(Aim): Gather all lines in the records below that include the word "name".

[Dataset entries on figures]
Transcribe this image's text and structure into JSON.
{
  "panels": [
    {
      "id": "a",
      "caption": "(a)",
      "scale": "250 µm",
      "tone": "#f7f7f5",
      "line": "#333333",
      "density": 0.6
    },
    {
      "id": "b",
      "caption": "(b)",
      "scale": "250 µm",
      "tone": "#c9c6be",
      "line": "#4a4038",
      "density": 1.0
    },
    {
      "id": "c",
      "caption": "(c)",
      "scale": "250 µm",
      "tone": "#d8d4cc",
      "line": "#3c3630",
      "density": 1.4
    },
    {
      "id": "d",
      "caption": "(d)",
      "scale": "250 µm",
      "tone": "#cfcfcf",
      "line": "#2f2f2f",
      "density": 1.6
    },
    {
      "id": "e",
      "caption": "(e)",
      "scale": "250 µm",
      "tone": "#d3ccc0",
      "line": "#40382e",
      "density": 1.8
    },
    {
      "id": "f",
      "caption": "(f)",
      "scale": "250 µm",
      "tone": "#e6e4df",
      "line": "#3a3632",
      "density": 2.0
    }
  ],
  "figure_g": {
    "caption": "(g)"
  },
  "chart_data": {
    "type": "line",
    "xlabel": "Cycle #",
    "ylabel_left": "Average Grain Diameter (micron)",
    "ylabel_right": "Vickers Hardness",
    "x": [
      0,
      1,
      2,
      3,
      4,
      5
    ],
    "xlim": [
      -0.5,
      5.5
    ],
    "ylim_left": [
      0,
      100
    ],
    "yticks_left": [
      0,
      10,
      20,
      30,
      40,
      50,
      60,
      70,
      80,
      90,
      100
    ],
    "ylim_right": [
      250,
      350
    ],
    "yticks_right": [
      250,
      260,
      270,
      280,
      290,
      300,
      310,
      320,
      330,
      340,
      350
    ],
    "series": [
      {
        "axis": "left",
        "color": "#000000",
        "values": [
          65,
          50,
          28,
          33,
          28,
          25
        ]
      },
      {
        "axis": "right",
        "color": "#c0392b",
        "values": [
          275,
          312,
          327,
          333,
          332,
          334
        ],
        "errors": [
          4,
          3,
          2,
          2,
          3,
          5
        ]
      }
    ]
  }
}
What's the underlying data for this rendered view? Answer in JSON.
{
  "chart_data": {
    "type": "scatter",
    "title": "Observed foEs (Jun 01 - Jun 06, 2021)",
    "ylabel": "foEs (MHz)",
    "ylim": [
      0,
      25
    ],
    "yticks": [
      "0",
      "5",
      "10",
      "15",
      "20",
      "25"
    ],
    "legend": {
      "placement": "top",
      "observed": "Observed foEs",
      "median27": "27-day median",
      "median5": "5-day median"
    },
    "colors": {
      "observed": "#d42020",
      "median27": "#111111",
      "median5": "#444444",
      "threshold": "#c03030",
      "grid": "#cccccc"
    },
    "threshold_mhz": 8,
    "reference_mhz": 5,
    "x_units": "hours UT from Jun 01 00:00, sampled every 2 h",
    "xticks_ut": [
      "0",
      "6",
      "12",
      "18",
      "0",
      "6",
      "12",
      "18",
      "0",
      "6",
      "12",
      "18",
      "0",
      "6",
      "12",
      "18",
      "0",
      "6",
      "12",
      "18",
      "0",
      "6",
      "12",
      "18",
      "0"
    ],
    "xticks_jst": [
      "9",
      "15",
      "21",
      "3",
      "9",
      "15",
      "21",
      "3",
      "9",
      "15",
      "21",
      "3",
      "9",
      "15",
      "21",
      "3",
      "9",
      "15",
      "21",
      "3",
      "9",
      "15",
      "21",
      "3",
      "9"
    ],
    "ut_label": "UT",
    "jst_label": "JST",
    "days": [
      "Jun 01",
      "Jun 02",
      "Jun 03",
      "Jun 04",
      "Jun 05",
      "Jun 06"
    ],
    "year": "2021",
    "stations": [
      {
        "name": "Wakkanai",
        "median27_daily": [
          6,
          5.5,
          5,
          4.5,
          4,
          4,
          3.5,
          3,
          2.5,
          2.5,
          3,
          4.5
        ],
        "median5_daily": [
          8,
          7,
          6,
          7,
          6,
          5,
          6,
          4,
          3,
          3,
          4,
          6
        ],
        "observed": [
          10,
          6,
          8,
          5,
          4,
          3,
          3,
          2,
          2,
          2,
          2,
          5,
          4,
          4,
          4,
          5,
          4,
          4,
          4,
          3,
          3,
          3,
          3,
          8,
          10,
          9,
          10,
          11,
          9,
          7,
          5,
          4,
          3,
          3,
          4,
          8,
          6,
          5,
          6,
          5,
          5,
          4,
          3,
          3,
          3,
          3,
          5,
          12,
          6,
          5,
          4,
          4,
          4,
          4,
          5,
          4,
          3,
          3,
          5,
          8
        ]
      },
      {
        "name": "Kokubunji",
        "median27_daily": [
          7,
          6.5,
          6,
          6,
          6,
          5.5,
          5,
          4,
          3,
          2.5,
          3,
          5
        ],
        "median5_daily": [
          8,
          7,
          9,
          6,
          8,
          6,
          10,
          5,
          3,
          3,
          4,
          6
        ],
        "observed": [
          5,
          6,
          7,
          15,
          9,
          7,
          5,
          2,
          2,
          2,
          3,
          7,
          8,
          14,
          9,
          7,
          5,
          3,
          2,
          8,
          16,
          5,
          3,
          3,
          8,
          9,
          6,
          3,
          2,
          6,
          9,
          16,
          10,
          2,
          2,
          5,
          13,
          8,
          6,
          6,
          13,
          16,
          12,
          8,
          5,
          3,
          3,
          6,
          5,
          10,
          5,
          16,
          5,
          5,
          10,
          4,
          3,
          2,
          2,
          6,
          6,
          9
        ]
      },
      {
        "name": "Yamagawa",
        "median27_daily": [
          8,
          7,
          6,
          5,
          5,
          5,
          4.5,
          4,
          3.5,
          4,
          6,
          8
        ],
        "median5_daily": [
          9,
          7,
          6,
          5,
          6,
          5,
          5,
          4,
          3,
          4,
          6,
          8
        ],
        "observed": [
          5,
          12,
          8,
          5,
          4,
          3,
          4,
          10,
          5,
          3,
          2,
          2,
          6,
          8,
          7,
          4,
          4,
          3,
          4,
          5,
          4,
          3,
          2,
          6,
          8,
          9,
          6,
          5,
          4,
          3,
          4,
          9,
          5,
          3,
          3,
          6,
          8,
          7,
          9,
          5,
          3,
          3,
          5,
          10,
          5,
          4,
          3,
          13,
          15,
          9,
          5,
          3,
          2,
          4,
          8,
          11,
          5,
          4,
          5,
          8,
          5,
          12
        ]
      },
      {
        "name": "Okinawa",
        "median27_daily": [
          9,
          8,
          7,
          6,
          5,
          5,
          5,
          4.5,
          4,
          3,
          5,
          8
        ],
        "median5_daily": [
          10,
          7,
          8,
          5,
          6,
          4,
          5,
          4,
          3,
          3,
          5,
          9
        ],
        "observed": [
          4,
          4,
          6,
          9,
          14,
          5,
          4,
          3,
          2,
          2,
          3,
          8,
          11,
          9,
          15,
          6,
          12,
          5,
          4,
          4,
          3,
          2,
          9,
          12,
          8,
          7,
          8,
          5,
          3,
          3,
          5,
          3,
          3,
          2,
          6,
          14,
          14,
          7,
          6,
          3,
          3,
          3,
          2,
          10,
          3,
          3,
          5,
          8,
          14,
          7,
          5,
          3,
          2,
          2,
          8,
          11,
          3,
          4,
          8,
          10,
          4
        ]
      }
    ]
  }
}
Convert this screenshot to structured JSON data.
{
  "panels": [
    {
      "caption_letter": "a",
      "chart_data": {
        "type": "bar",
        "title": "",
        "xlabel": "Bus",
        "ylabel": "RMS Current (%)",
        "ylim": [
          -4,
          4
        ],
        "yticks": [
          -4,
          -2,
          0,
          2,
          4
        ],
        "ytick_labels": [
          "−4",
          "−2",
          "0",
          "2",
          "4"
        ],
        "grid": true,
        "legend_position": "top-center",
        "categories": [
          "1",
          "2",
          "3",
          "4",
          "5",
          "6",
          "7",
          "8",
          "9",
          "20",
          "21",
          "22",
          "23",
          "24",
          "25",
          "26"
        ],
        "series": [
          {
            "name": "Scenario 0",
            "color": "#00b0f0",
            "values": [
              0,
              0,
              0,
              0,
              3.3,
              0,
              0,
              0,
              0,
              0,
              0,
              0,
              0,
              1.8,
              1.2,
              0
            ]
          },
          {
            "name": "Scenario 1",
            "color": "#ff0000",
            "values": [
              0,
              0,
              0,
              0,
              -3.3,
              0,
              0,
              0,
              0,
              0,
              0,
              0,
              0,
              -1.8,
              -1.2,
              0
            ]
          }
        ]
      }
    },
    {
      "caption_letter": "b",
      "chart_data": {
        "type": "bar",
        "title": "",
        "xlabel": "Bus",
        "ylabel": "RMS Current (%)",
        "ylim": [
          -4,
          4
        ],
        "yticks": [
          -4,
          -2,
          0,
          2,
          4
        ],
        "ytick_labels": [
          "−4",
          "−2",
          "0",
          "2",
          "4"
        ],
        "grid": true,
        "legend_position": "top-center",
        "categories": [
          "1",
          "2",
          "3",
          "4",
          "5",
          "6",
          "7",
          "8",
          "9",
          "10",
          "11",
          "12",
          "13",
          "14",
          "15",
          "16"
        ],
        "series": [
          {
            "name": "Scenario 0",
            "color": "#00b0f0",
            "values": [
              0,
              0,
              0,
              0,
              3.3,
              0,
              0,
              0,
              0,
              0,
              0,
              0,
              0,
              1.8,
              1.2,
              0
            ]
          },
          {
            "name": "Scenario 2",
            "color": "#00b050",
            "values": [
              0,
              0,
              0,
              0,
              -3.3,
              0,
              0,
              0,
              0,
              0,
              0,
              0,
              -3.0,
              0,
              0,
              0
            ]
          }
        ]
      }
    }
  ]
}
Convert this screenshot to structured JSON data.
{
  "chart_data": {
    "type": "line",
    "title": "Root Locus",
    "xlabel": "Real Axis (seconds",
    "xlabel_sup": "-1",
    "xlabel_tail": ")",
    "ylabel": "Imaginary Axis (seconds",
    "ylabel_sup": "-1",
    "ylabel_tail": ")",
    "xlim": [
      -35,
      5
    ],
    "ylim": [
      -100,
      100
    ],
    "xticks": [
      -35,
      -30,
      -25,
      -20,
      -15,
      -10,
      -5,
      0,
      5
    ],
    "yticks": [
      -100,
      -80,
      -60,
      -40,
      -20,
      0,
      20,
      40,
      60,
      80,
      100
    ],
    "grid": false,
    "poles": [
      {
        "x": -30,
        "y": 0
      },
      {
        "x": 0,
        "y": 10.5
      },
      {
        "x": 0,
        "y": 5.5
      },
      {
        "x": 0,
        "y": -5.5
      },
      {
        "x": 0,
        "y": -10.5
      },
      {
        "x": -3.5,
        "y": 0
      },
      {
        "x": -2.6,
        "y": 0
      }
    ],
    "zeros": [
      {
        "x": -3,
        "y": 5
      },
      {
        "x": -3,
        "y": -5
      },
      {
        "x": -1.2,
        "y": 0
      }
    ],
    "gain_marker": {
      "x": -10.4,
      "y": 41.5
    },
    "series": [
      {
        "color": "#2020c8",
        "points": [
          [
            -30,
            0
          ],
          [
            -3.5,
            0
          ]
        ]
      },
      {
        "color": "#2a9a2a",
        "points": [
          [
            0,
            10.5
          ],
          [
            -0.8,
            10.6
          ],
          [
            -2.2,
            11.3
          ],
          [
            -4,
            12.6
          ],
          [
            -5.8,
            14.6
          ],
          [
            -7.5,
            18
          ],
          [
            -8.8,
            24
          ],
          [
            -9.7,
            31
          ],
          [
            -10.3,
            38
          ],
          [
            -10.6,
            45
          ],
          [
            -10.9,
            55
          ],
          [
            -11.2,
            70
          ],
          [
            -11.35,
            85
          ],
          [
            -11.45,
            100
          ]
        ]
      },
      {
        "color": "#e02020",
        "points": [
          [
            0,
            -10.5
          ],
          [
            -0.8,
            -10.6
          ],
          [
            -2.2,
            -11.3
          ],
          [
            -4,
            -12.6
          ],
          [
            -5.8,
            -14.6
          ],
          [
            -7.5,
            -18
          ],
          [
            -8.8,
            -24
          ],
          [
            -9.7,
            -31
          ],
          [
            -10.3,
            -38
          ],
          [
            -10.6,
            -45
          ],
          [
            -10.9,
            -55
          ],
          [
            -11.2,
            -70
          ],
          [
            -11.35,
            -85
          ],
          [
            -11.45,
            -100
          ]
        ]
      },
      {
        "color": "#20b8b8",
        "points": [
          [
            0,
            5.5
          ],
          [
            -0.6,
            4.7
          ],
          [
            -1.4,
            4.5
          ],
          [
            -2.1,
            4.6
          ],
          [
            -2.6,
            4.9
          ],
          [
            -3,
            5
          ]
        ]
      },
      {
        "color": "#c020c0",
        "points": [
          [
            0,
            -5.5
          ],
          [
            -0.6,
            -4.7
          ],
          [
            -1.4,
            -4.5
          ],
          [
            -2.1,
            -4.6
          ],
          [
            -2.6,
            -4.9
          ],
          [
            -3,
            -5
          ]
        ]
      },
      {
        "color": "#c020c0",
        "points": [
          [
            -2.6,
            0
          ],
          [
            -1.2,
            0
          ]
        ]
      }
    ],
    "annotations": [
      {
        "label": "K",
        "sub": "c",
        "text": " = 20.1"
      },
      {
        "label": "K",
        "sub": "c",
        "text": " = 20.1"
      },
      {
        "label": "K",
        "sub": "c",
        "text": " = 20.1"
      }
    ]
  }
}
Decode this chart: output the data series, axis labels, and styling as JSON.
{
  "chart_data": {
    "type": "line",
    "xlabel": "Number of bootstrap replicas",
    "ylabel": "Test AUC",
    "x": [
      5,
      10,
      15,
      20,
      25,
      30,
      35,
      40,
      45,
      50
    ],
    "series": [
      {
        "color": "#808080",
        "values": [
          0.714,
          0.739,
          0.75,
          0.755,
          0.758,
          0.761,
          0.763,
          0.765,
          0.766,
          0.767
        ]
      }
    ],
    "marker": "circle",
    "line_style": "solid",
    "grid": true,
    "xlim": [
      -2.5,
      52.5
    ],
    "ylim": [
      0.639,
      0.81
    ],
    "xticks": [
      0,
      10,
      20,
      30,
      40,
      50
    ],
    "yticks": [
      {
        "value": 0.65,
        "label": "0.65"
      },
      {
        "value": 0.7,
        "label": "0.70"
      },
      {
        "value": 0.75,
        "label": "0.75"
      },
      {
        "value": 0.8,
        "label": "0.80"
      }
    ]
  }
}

(Finished exercise):
        "name": "Wakkanai",
        "name": "Kokubunji",
        "name": "Yamagawa",
        "name": "Okinawa",
            "name": "Scenario 0",
            "name": "Scenario 1",
            "name": "Scenario 0",
            "name": "Scenario 2",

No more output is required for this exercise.